(Prompt) Scan the lines below for the string "einen" and copy every one that has it.

(Records for processing)
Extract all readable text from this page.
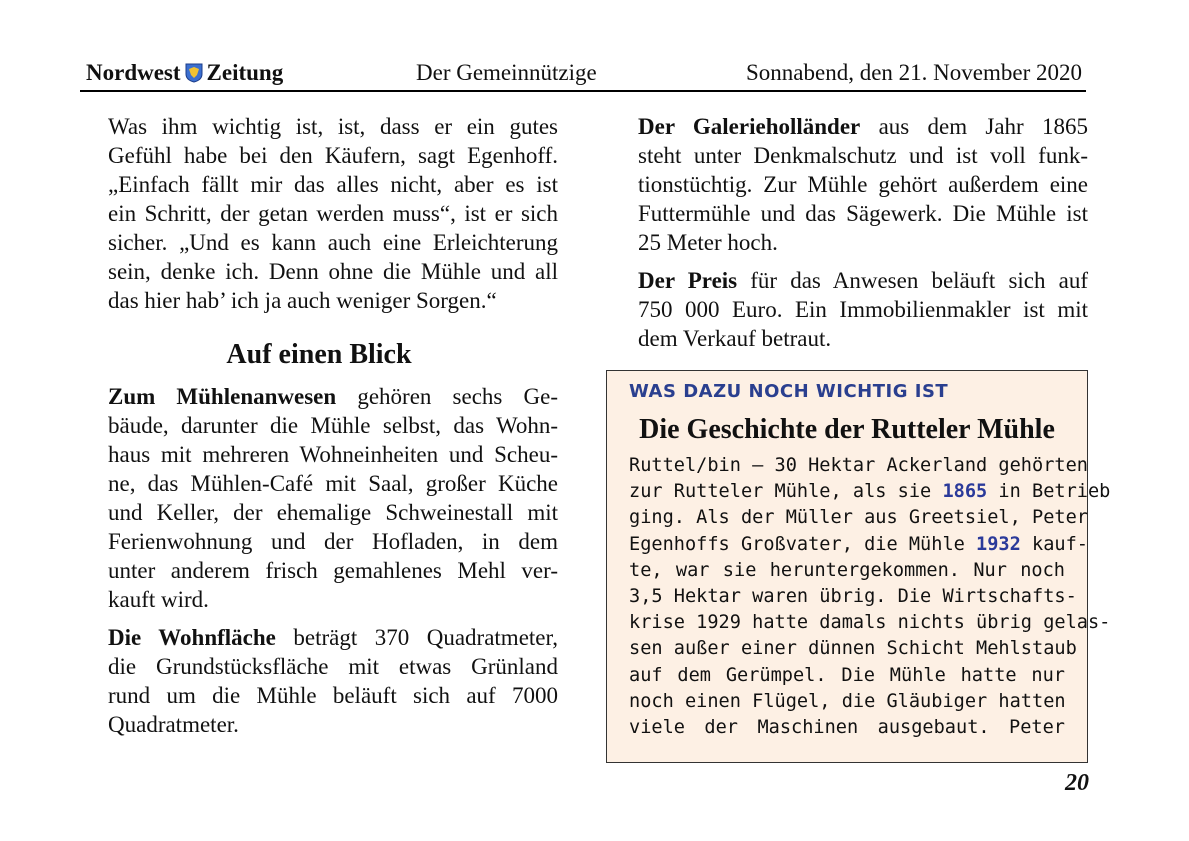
Nordwest Zeitung	Der Gemeinnützige	Sonnabend, den 21. November 2020

Was ihm wichtig ist, ist, dass er ein gutes
Gefühl habe bei den Käufern, sagt Egenhoff.
„Einfach fällt mir das alles nicht, aber es ist
ein Schritt, der getan werden muss“, ist er sich
sicher. „Und es kann auch eine Erleichterung
sein, denke ich. Denn ohne die Mühle und all
das hier hab’ ich ja auch weniger Sorgen.“

Auf einen Blick

Zum Mühlenanwesen gehören sechs Ge-
bäude, darunter die Mühle selbst, das Wohn-
haus mit mehreren Wohneinheiten und Scheu-
ne, das Mühlen-Café mit Saal, großer Küche
und Keller, der ehemalige Schweinestall mit
Ferienwohnung und der Hofladen, in dem
unter anderem frisch gemahlenes Mehl ver-
kauft wird.

Die Wohnfläche beträgt 370 Quadratmeter,
die Grundstücksfläche mit etwas Grünland
rund um die Mühle beläuft sich auf 7000
Quadratmeter.

Der Galerieholländer aus dem Jahr 1865
steht unter Denkmalschutz und ist voll funk-
tionstüchtig. Zur Mühle gehört außerdem eine
Futtermühle und das Sägewerk. Die Mühle ist
25 Meter hoch.

Der Preis für das Anwesen beläuft sich auf
750 000 Euro. Ein Immobilienmakler ist mit
dem Verkauf betraut.

WAS DAZU NOCH WICHTIG IST
Die Geschichte der Rutteler Mühle
Ruttel/bin – 30 Hektar Ackerland gehörten
zur Rutteler Mühle, als sie 1865 in Betrieb
ging. Als der Müller aus Greetsiel, Peter
Egenhoffs Großvater, die Mühle 1932 kauf-
te, war sie heruntergekommen. Nur noch
3,5 Hektar waren übrig. Die Wirtschafts-
krise 1929 hatte damals nichts übrig gelas-
sen außer einer dünnen Schicht Mehlstaub
auf dem Gerümpel. Die Mühle hatte nur
noch einen Flügel, die Gläubiger hatten
viele der Maschinen ausgebaut. Peter
20
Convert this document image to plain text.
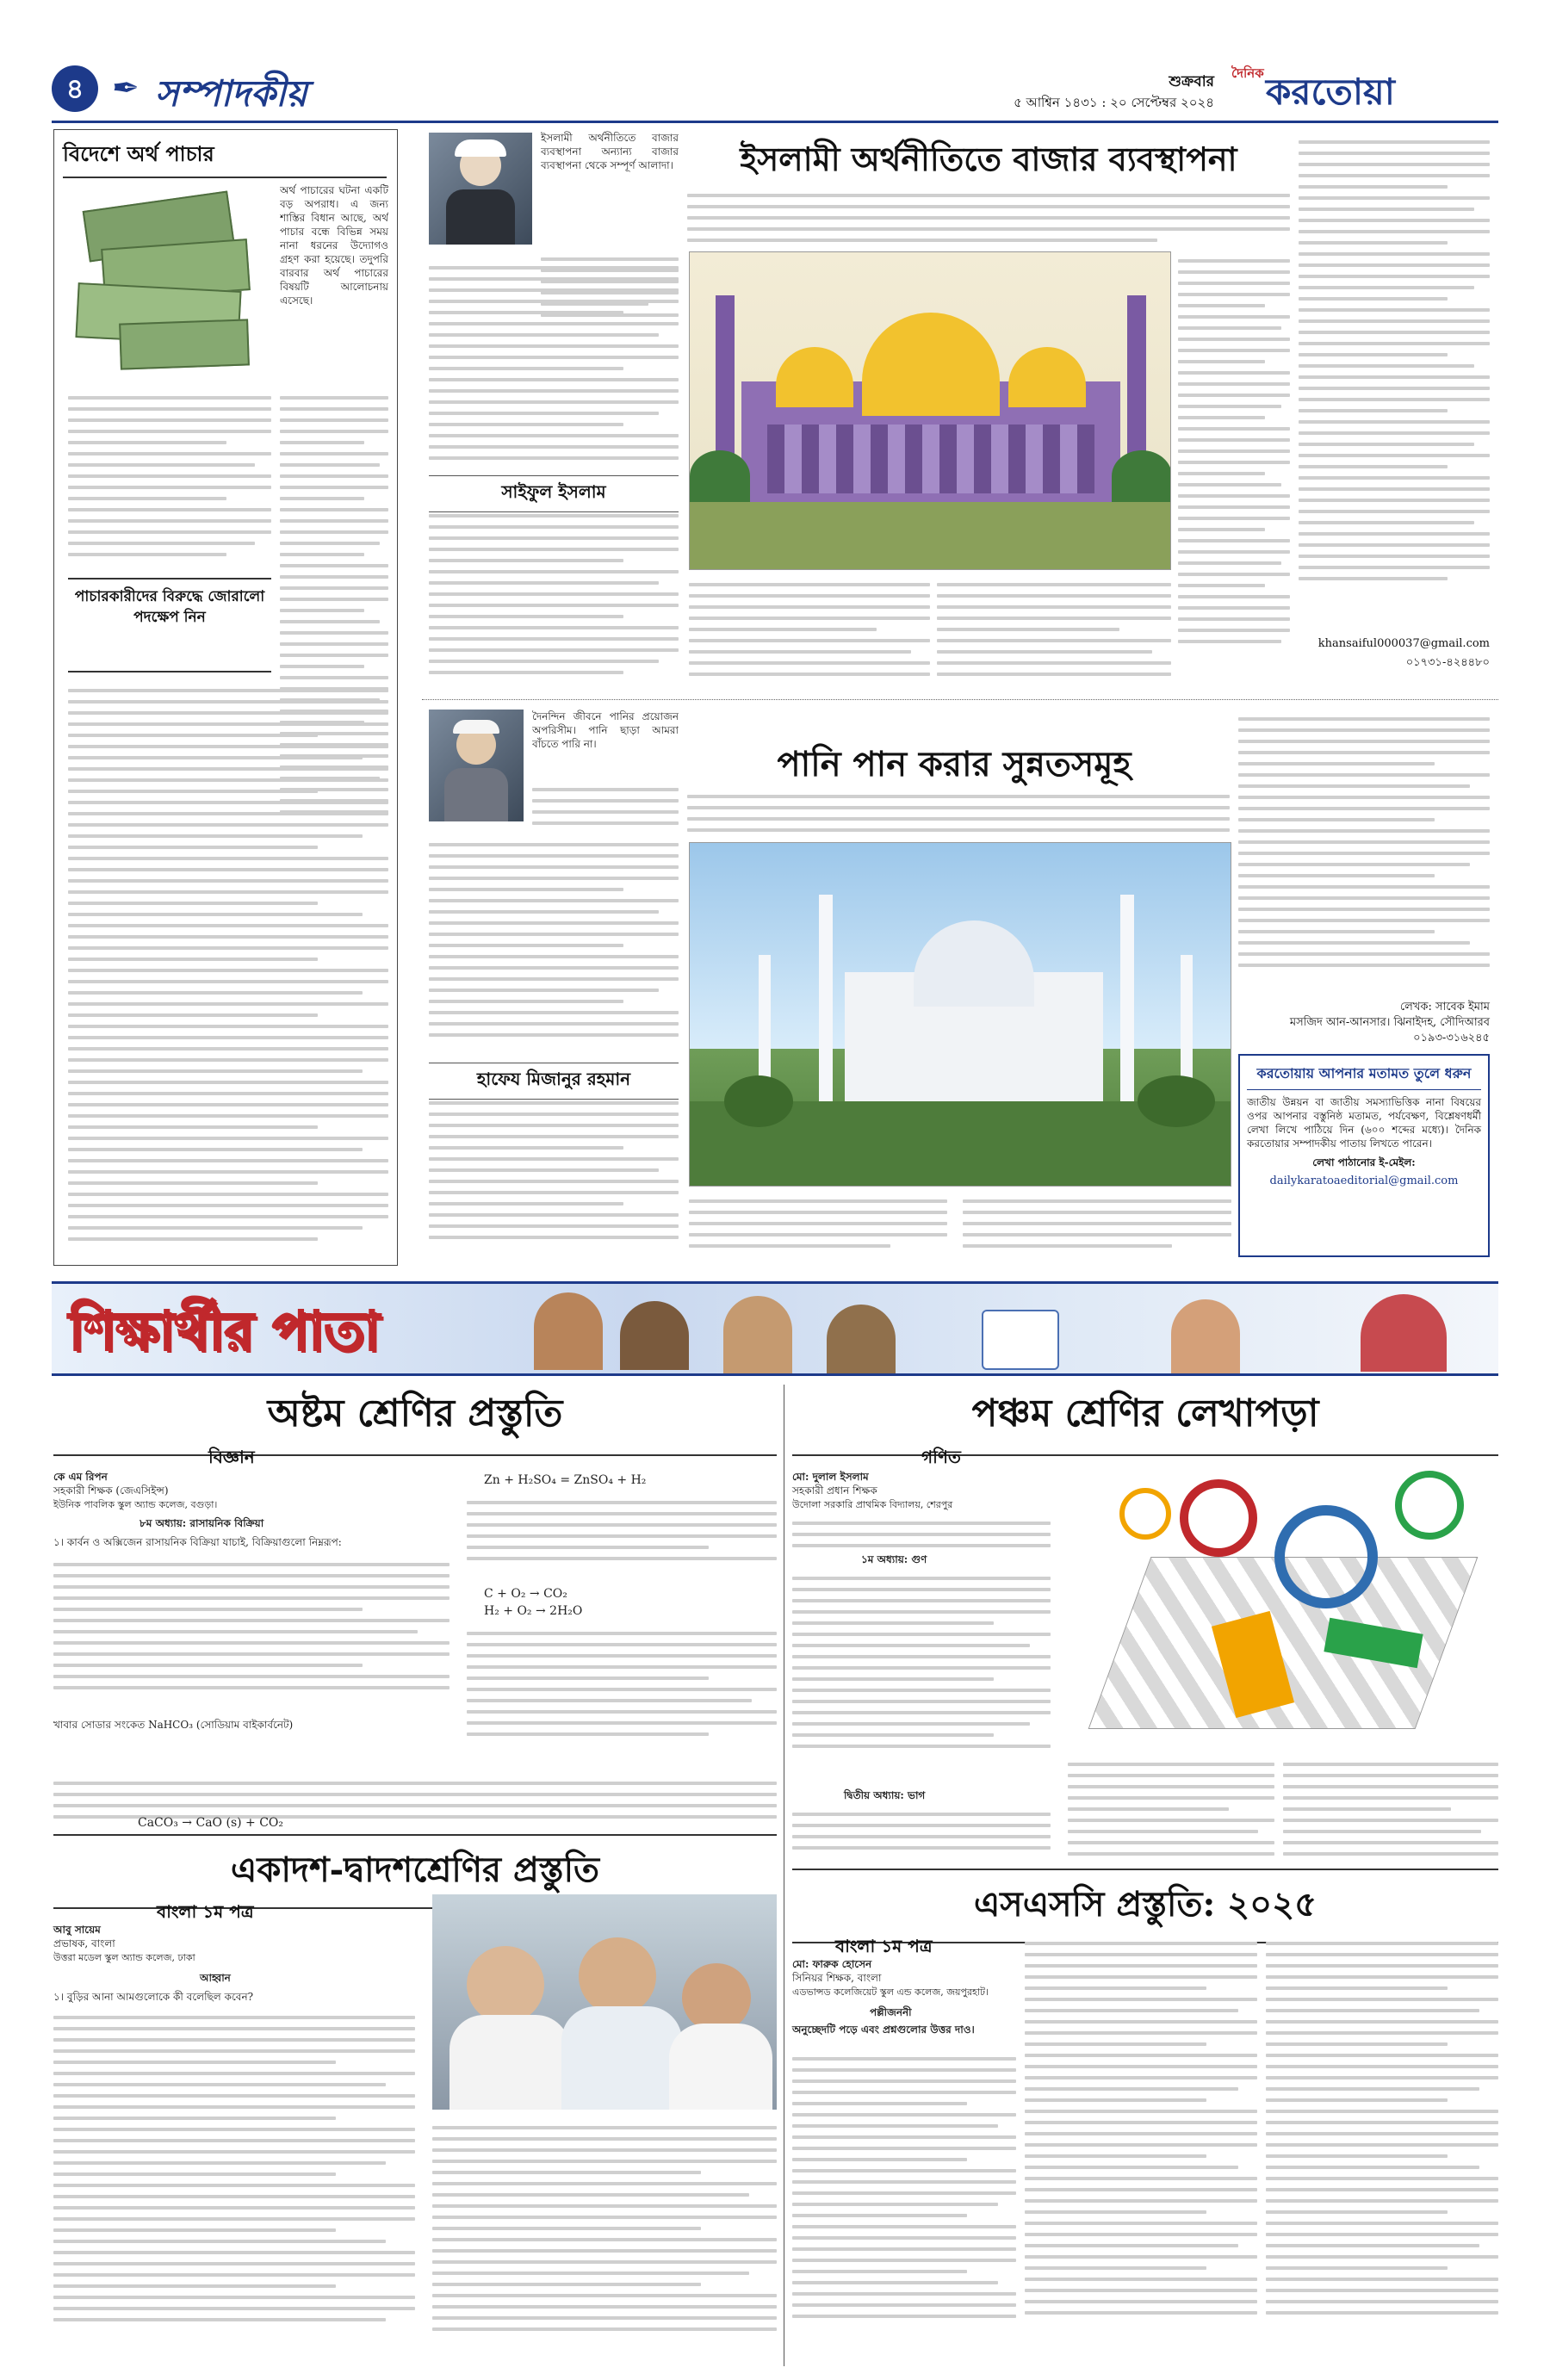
৪ ✒ সম্পাদকীয়	শুক্রবার
৫ আশ্বিন ১৪৩১ : ২০ সেপ্টেম্বর ২০২৪
দৈনিক করতোয়া
বিদেশে অর্থ পাচার
অর্থ পাচারের ঘটনা একটি বড় অপরাধ। এ জন্য শাস্তির বিধান আছে, অর্থ পাচার বন্ধে বিভিন্ন সময় নানা ধরনের উদ্যোগও গ্রহণ করা হয়েছে। তদুপরি বারবার অর্থ পাচারের বিষয়টি আলোচনায় এসেছে।
পাচারকারীদের বিরুদ্ধে জোরালো পদক্ষেপ নিন
ইসলামী অর্থনীতিতে বাজার ব্যবস্থাপনা অন্যান্য বাজার ব্যবস্থাপনা থেকে সম্পূর্ণ আলাদা।	ইসলামী অর্থনীতিতে বাজার ব্যবস্থাপনা
সাইফুল ইসলাম
khansaiful000037@gmail.com
০১৭৩১-৪২৪৪৮০
দৈনন্দিন জীবনে পানির প্রয়োজন অপরিসীম। পানি ছাড়া আমরা বাঁচতে পারি না।	পানি পান করার সুন্নতসমূহ
হাফেয মিজানুর রহমান
লেখক: সাবেক ইমাম
মসজিদ আন-আনসার। ঝিনাইদহ, সৌদিআরব
০১৯৩-৩১৬২৪৫
করতোয়ায় আপনার মতামত তুলে ধরুন
জাতীয় উন্নয়ন বা জাতীয় সমস্যাভিত্তিক নানা বিষয়ের ওপর আপনার বস্তুনিষ্ঠ মতামত, পর্যবেক্ষণ, বিশ্লেষণধর্মী লেখা লিখে পাঠিয়ে দিন (৬০০ শব্দের মধ্যে)। দৈনিক করতোয়ার সম্পাদকীয় পাতায় লিখতে পারেন।
লেখা পাঠানোর ই-মেইল:
dailykaratoaeditorial@gmail.com
শিক্ষার্থীর পাতা
অষ্টম শ্রেণির প্রস্তুতি
বিজ্ঞান
কে এম রিপন
সহকারী শিক্ষক (জেএসিইন্স)
ইউনিক পাবলিক স্কুল অ্যান্ড কলেজ, বগুড়া।
৮ম অধ্যায়: রাসায়নিক বিক্রিয়া
১। কার্বন ও অক্সিজেন রাসায়নিক বিক্রিয়া যাচাই, বিক্রিয়াগুলো নিম্নরূপ:
খাবার সোডার সংকেত NaHCO₃ (সোডিয়াম বাইকার্বনেট)
Zn + H₂SO₄ = ZnSO₄ + H₂
C + O₂ → CO₂
H₂ + O₂ → 2H₂O
CaCO₃ → CaO (s) + CO₂
পঞ্চম শ্রেণির লেখাপড়া
গণিত
মো: দুলাল ইসলাম
সহকারী প্রধান শিক্ষক
উদোলা সরকারি প্রাথমিক বিদ্যালয়, শেরপুর
১ম অধ্যায়: গুণ
দ্বিতীয় অধ্যায়: ভাগ
একাদশ-দ্বাদশশ্রেণির প্রস্তুতি
বাংলা ১ম পত্র
আবু সায়েম
প্রভাষক, বাংলা
উত্তরা মডেল স্কুল অ্যান্ড কলেজ, ঢাকা
আহ্বান
১। বুড়ির আনা আমগুলোকে কী বলেছিল কবেন?
এসএসসি প্রস্তুতি: ২০২৫
বাংলা ১ম পত্র
মো: ফারুক হোসেন
সিনিয়র শিক্ষক, বাংলা
এডভান্সড কলেজিয়েট স্কুল এন্ড কলেজ, জয়পুরহাট।
পল্লীজননী
অনুচ্ছেদটি পড়ে এবং প্রশ্নগুলোর উত্তর দাও।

(Correct response)
Auf einen Blick
noch einen Flügel, die Gläubiger hatten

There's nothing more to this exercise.